= Goal of the exercise =
Leave out the pictures and transcribe everything else exactly.

[Data records]

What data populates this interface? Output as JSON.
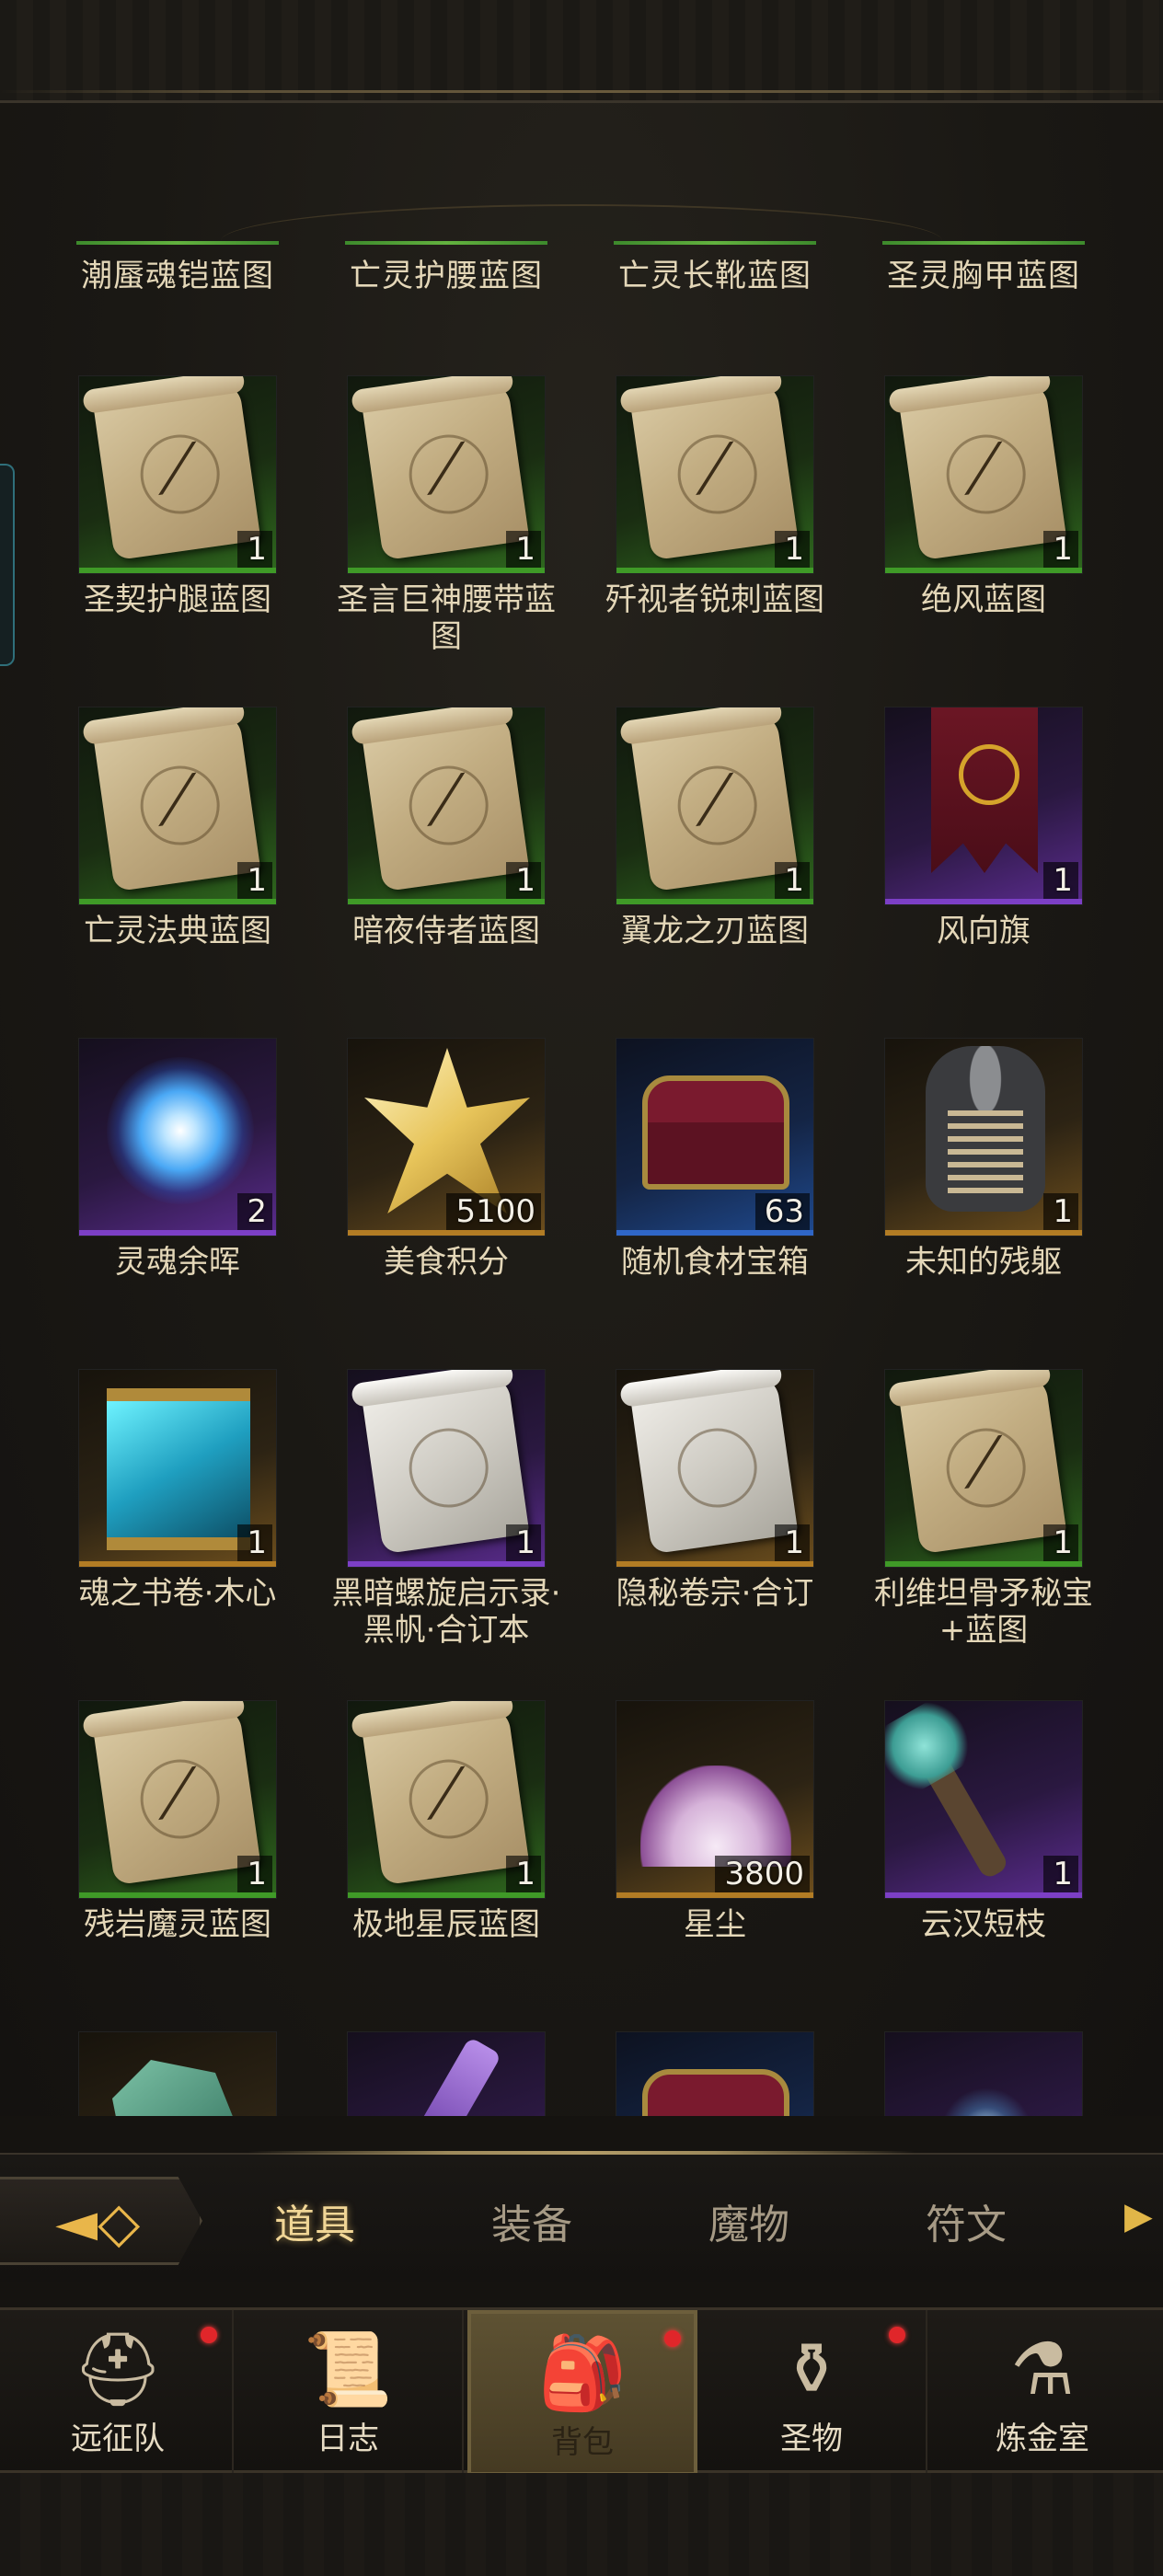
{
  "headers": [
    "潮蜃魂铠蓝图",
    "亡灵护腰蓝图",
    "亡灵长靴蓝图",
    "圣灵胸甲蓝图"
  ],
  "items": [
    {
      "name": "圣契护腿蓝图",
      "count": "1",
      "rarity": "green",
      "icon": "blueprint-scroll-icon"
    },
    {
      "name": "圣言巨神腰带蓝图",
      "count": "1",
      "rarity": "green",
      "icon": "blueprint-scroll-icon"
    },
    {
      "name": "歼视者锐刺蓝图",
      "count": "1",
      "rarity": "green",
      "icon": "blueprint-scroll-icon"
    },
    {
      "name": "绝风蓝图",
      "count": "1",
      "rarity": "green",
      "icon": "blueprint-scroll-icon"
    },
    {
      "name": "亡灵法典蓝图",
      "count": "1",
      "rarity": "green",
      "icon": "blueprint-scroll-icon"
    },
    {
      "name": "暗夜侍者蓝图",
      "count": "1",
      "rarity": "green",
      "icon": "blueprint-scroll-icon"
    },
    {
      "name": "翼龙之刃蓝图",
      "count": "1",
      "rarity": "green",
      "icon": "blueprint-scroll-icon"
    },
    {
      "name": "风向旗",
      "count": "1",
      "rarity": "purple",
      "icon": "banner-icon"
    },
    {
      "name": "灵魂余晖",
      "count": "2",
      "rarity": "purple",
      "icon": "soul-orb-icon"
    },
    {
      "name": "美食积分",
      "count": "5100",
      "rarity": "gold",
      "icon": "star-crystal-icon"
    },
    {
      "name": "随机食材宝箱",
      "count": "63",
      "rarity": "blue",
      "icon": "treasure-chest-icon"
    },
    {
      "name": "未知的残躯",
      "count": "1",
      "rarity": "gold",
      "icon": "skeleton-torso-icon"
    },
    {
      "name": "魂之书卷·木心",
      "count": "1",
      "rarity": "gold",
      "icon": "glowing-scroll-icon"
    },
    {
      "name": "黑暗螺旋启示录·黑帆·合订本",
      "count": "1",
      "rarity": "purple",
      "icon": "white-scroll-icon"
    },
    {
      "name": "隐秘卷宗·合订",
      "count": "1",
      "rarity": "gold",
      "icon": "white-scroll-icon"
    },
    {
      "name": "利维坦骨矛秘宝+蓝图",
      "count": "1",
      "rarity": "green",
      "icon": "blueprint-scroll-icon"
    },
    {
      "name": "残岩魔灵蓝图",
      "count": "1",
      "rarity": "green",
      "icon": "blueprint-scroll-icon"
    },
    {
      "name": "极地星辰蓝图",
      "count": "1",
      "rarity": "green",
      "icon": "blueprint-scroll-icon"
    },
    {
      "name": "星尘",
      "count": "3800",
      "rarity": "gold",
      "icon": "stardust-icon"
    },
    {
      "name": "云汉短枝",
      "count": "1",
      "rarity": "purple",
      "icon": "branch-icon"
    }
  ],
  "partial_items": [
    {
      "rarity": "gold",
      "icon": "crystal-icon"
    },
    {
      "rarity": "purple",
      "icon": "vial-icon"
    },
    {
      "rarity": "blue",
      "icon": "treasure-chest-icon"
    },
    {
      "rarity": "purple",
      "icon": "sparkle-icon"
    }
  ],
  "tabs": [
    "道具",
    "装备",
    "魔物",
    "符文"
  ],
  "active_tab": "道具",
  "nav": [
    {
      "label": "远征队",
      "icon": "viking-helmet-icon",
      "badge": true
    },
    {
      "label": "日志",
      "icon": "journal-icon",
      "badge": false
    },
    {
      "label": "背包",
      "icon": "backpack-icon",
      "badge": true,
      "active": true
    },
    {
      "label": "圣物",
      "icon": "relic-icon",
      "badge": true
    },
    {
      "label": "炼金室",
      "icon": "alchemy-icon",
      "badge": false
    }
  ],
  "colors": {
    "green": "#3f9a27",
    "purple": "#7c3fc6",
    "gold": "#b27c24",
    "blue": "#2f66c7",
    "accent": "#e1b648",
    "badge": "#e0262a"
  }
}
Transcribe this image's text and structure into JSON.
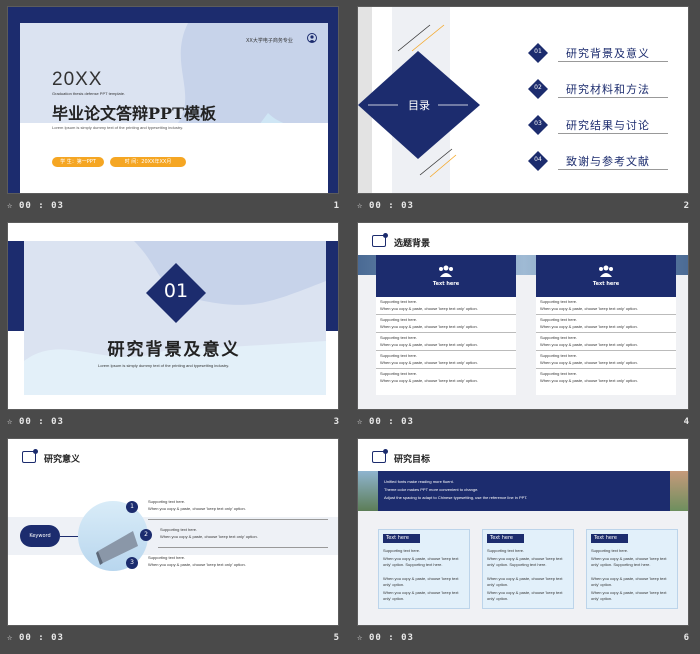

= Reply to the exercise =
What data populates this interface? Output as JSON.
{
  "headers": [
    "潮蜃魂铠蓝图",
    "亡灵护腰蓝图",
    "亡灵长靴蓝图",
    "圣灵胸甲蓝图"
  ],
  "items": [
    {
      "name": "圣契护腿蓝图",
      "count": "1",
      "rarity": "green",
      "icon": "blueprint-scroll-icon"
    },
    {
      "name": "圣言巨神腰带蓝图",
      "count": "1",
      "rarity": "green",
      "icon": "blueprint-scroll-icon"
    },
    {
      "name": "歼视者锐刺蓝图",
      "count": "1",
      "rarity": "green",
      "icon": "blueprint-scroll-icon"
    },
    {
      "name": "绝风蓝图",
      "count": "1",
      "rarity": "green",
      "icon": "blueprint-scroll-icon"
    },
    {
      "name": "亡灵法典蓝图",
      "count": "1",
      "rarity": "green",
      "icon": "blueprint-scroll-icon"
    },
    {
      "name": "暗夜侍者蓝图",
      "count": "1",
      "rarity": "green",
      "icon": "blueprint-scroll-icon"
    },
    {
      "name": "翼龙之刃蓝图",
      "count": "1",
      "rarity": "green",
      "icon": "blueprint-scroll-icon"
    },
    {
      "name": "风向旗",
      "count": "1",
      "rarity": "purple",
      "icon": "banner-icon"
    },
    {
      "name": "灵魂余晖",
      "count": "2",
      "rarity": "purple",
      "icon": "soul-orb-icon"
    },
    {
      "name": "美食积分",
      "count": "5100",
      "rarity": "gold",
      "icon": "star-crystal-icon"
    },
    {
      "name": "随机食材宝箱",
      "count": "63",
      "rarity": "blue",
      "icon": "treasure-chest-icon"
    },
    {
      "name": "未知的残躯",
      "count": "1",
      "rarity": "gold",
      "icon": "skeleton-torso-icon"
    },
    {
      "name": "魂之书卷·木心",
      "count": "1",
      "rarity": "gold",
      "icon": "glowing-scroll-icon"
    },
    {
      "name": "黑暗螺旋启示录·黑帆·合订本",
      "count": "1",
      "rarity": "purple",
      "icon": "white-scroll-icon"
    },
    {
      "name": "隐秘卷宗·合订",
      "count": "1",
      "rarity": "gold",
      "icon": "white-scroll-icon"
    },
    {
      "name": "利维坦骨矛秘宝+蓝图",
      "count": "1",
      "rarity": "green",
      "icon": "blueprint-scroll-icon"
    },
    {
      "name": "残岩魔灵蓝图",
      "count": "1",
      "rarity": "green",
      "icon": "blueprint-scroll-icon"
    },
    {
      "name": "极地星辰蓝图",
      "count": "1",
      "rarity": "green",
      "icon": "blueprint-scroll-icon"
    },
    {
      "name": "星尘",
      "count": "3800",
      "rarity": "gold",
      "icon": "stardust-icon"
    },
    {
      "name": "云汉短枝",
      "count": "1",
      "rarity": "purple",
      "icon": "branch-icon"
    }
  ],
  "partial_items": [
    {
      "rarity": "gold",
      "icon": "crystal-icon"
    },
    {
      "rarity": "purple",
      "icon": "vial-icon"
    },
    {
      "rarity": "blue",
      "icon": "treasure-chest-icon"
    },
    {
      "rarity": "purple",
      "icon": "sparkle-icon"
    }
  ],
  "tabs": [
    "道具",
    "装备",
    "魔物",
    "符文"
  ],
  "active_tab": "道具",
  "nav": [
    {
      "label": "远征队",
      "icon": "viking-helmet-icon",
      "badge": true
    },
    {
      "label": "日志",
      "icon": "journal-icon",
      "badge": false
    },
    {
      "label": "背包",
      "icon": "backpack-icon",
      "badge": true,
      "active": true
    },
    {
      "label": "圣物",
      "icon": "relic-icon",
      "badge": true
    },
    {
      "label": "炼金室",
      "icon": "alchemy-icon",
      "badge": false
    }
  ],
  "colors": {
    "green": "#3f9a27",
    "purple": "#7c3fc6",
    "gold": "#b27c24",
    "blue": "#2f66c7",
    "accent": "#e1b648",
    "badge": "#e0262a"
  }
}
Transcribe this image's text and structure into JSON.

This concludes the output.